* _THE EXERCISE_
Gather up all lines that carry the word "được".

--- START RECORD SET ---

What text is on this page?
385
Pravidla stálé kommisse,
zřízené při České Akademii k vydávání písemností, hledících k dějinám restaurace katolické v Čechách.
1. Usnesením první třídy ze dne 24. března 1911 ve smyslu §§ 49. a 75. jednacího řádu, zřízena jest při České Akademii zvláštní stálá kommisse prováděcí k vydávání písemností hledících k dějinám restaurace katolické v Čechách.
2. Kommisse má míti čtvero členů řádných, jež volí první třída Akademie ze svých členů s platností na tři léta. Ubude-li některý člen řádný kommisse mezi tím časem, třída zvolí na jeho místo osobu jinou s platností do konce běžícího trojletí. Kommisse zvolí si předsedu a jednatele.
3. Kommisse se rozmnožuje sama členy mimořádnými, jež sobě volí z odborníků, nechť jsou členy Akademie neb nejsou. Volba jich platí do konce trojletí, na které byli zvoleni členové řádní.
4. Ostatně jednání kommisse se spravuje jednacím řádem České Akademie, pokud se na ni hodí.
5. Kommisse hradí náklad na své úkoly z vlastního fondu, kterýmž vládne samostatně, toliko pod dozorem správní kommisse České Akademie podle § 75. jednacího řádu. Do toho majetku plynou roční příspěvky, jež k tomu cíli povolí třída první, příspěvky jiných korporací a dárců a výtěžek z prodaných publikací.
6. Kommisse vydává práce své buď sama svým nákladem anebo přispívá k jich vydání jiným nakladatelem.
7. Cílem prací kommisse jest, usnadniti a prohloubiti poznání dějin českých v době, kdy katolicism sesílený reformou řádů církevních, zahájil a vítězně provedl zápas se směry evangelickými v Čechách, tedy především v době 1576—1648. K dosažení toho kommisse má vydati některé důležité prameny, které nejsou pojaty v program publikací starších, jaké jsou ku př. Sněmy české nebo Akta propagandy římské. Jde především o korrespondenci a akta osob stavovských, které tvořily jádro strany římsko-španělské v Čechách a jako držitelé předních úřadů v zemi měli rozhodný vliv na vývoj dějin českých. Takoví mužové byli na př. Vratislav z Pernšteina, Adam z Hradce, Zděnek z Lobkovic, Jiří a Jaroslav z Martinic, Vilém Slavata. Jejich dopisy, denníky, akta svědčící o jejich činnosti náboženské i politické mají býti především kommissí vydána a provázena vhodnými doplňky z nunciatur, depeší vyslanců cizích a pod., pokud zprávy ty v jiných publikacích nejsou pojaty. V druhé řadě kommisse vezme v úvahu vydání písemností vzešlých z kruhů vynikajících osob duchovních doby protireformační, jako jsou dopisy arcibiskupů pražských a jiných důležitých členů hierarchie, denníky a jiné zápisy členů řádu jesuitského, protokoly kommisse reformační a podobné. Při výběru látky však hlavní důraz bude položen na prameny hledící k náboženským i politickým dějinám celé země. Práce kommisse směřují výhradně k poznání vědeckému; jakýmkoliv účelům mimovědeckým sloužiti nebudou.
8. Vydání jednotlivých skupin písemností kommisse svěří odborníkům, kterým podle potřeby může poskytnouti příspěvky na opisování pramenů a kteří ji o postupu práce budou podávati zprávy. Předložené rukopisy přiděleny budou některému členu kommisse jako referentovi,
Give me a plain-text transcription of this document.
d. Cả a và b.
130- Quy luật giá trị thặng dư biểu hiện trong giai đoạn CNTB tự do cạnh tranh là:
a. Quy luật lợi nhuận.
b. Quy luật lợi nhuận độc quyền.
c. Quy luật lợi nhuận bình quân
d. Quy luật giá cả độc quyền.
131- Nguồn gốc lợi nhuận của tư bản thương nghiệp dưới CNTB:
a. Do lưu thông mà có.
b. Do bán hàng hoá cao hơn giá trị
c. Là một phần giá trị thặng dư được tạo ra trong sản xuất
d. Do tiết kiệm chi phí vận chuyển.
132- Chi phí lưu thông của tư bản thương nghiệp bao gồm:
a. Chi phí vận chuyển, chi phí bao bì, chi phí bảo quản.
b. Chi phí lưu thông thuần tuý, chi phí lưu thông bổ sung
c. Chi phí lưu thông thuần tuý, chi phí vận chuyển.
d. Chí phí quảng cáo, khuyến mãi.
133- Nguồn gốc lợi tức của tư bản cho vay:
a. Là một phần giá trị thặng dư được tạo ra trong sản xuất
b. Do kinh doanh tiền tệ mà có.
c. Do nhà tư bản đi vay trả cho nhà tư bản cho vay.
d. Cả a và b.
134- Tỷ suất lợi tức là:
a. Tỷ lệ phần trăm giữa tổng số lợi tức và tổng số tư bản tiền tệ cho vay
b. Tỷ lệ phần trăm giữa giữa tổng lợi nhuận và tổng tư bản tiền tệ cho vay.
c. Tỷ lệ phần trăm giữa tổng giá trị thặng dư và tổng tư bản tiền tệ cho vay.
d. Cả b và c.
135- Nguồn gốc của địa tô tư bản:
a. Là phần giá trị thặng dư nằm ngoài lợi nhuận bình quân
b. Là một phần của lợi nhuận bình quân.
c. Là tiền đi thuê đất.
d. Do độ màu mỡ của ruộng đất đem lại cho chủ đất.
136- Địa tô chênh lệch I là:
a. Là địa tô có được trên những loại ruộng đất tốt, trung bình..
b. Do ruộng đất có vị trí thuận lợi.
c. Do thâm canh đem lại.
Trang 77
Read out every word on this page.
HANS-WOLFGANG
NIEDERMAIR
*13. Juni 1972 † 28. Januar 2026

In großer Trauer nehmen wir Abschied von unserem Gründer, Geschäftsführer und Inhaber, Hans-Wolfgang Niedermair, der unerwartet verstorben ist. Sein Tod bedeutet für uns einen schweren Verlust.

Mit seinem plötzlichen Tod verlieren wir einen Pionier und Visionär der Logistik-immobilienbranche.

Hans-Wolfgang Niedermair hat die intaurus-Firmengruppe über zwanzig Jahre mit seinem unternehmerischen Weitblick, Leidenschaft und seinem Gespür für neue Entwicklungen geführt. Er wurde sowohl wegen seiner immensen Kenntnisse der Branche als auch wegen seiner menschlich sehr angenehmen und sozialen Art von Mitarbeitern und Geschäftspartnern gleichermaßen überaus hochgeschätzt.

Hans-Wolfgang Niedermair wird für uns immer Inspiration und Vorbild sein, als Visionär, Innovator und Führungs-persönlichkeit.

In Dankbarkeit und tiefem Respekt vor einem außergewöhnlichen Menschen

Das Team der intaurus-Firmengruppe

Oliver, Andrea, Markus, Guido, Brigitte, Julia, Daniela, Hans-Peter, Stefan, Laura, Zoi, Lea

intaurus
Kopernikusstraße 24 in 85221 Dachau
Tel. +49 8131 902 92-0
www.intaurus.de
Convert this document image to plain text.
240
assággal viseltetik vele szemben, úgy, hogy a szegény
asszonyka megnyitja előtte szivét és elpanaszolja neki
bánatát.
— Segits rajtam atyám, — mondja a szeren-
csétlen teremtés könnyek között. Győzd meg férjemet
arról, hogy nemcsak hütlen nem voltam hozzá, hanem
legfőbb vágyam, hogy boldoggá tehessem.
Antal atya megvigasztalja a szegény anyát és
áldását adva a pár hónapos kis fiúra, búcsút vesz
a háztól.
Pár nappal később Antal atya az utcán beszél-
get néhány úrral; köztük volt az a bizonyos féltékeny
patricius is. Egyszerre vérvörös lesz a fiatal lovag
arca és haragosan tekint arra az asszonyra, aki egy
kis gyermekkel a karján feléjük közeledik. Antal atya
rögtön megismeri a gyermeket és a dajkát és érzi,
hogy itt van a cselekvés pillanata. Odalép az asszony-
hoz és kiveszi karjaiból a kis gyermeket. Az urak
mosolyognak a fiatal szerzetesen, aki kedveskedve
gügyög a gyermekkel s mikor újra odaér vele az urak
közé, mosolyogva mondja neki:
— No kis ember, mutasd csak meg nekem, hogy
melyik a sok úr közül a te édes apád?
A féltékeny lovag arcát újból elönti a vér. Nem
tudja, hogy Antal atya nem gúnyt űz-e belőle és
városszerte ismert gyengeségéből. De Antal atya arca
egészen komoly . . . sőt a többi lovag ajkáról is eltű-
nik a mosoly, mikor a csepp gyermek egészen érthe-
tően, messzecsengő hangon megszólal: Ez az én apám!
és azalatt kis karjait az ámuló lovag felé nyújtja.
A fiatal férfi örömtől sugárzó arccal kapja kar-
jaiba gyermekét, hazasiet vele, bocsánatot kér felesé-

--- END RECORD SET ---

* _REPLY_
c. Là một phần giá trị thặng dư được tạo ra trong sản xuất
a. Là một phần giá trị thặng dư được tạo ra trong sản xuất
a. Là địa tô có được trên những loại ruộng đất tốt, trung bình..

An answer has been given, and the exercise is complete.